* _Stated exercise 1_:
According to the profile of Radio Svoboda below, in what year was the service founded?

Irina Lagunina is no newcomer to the RFE/RL’s Russian service, Radio Svoboda,
which was founded in 1953 to counter communist propaganda and create an open space in the deep freeze of the Soviet Union for independent thought and truthful reporting.
Twenty-five years since the fall of the Berlin Wall and 90 years since the death of Vladimir Lenin, Russia’s media remains overwhelmingly state-controlled. Lagunina, named Radio Svoboda’s director in December, has set herself the task of expanding the service’s influence and audience despite a restrictive media environment and widespread apathy toward public affairs.
In a conversation with RFE/RL, Lagunina was triumphant about the service’s current impact, as reflected in its gains of 800 – 1000 followers on Facebook alone every few days.
“We have the trust of our followers, our readers and our listeners. That’s a good thing,” she said adding, “but now we have to expand.”
Recent social research shows that a mere four percent of the Russian population is socially and politically active.
“Four percent have a critical mind and are willing to speak out. This is our potential audience. We can’t jumpover the general mood in the society,” she said. “I think we pretty much serve these four percent. Further development is very difficult and challenging.”
Lagunina’s four percent, far from a majority stake in Russia, has nevertheless anchored Radio Svoboda in the country’s independent media landscape. Lagunina recounts a meeting with Alexei Venediktov, chief editor of Ekho Moskvy,
Russia’s leading, local independent broadcaster.

Bounding box entries:
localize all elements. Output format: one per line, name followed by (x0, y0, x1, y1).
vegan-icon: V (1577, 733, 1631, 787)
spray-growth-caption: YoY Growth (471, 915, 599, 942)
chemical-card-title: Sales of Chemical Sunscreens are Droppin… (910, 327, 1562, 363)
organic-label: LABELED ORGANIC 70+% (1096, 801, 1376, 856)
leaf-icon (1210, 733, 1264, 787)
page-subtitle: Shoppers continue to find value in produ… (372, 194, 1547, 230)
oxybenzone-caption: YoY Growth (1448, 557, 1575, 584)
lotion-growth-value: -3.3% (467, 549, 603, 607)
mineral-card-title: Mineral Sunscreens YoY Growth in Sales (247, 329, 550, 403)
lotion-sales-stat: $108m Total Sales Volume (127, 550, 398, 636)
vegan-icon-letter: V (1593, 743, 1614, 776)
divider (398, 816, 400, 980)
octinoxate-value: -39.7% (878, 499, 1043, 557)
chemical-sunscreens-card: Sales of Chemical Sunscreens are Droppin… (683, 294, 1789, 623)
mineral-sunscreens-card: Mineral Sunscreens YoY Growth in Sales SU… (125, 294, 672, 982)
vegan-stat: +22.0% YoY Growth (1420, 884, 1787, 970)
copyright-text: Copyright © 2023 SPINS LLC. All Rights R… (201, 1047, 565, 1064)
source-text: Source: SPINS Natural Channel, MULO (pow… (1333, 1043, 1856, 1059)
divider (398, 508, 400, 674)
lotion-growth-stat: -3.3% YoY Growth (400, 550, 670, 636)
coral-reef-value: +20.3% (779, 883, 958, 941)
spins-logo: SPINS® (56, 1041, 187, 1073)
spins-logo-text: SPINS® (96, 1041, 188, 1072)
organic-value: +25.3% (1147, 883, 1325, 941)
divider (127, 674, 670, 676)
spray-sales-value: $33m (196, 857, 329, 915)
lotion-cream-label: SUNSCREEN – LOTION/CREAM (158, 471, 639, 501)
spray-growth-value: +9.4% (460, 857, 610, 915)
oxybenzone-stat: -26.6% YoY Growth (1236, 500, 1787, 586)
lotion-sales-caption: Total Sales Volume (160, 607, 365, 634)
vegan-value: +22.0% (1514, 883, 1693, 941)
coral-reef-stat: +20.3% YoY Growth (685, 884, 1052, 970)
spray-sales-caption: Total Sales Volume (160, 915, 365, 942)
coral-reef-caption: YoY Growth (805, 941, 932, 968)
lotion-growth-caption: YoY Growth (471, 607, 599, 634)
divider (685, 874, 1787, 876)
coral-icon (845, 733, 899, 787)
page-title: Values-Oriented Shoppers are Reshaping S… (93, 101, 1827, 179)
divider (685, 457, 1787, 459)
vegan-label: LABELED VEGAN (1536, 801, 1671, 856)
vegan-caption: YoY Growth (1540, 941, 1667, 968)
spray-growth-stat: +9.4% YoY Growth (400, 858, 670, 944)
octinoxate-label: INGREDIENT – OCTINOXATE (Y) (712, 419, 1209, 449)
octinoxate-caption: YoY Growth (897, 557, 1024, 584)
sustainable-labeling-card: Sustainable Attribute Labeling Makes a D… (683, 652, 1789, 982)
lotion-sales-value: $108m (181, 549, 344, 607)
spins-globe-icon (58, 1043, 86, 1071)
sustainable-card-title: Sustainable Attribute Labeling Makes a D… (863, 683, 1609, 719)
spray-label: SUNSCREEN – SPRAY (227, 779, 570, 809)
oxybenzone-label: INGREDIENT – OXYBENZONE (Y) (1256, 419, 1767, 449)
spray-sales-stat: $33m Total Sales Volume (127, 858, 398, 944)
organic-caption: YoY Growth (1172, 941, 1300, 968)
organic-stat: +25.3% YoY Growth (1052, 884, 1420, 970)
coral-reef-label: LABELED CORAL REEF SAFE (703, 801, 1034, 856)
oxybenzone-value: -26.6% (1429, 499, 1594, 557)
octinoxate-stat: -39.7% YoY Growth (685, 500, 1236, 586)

* _Stated exercise 2_:
Identify each line in the rows above that contains the string "Volume", and copy those lines.

* _Expected answer 1_:
1953

* _Expected answer 2_:
lotion-sales-stat: $108m Total Sales Volume (127, 550, 398, 636)
lotion-sales-caption: Total Sales Volume (160, 607, 365, 634)
spray-sales-caption: Total Sales Volume (160, 915, 365, 942)
spray-sales-stat: $33m Total Sales Volume (127, 858, 398, 944)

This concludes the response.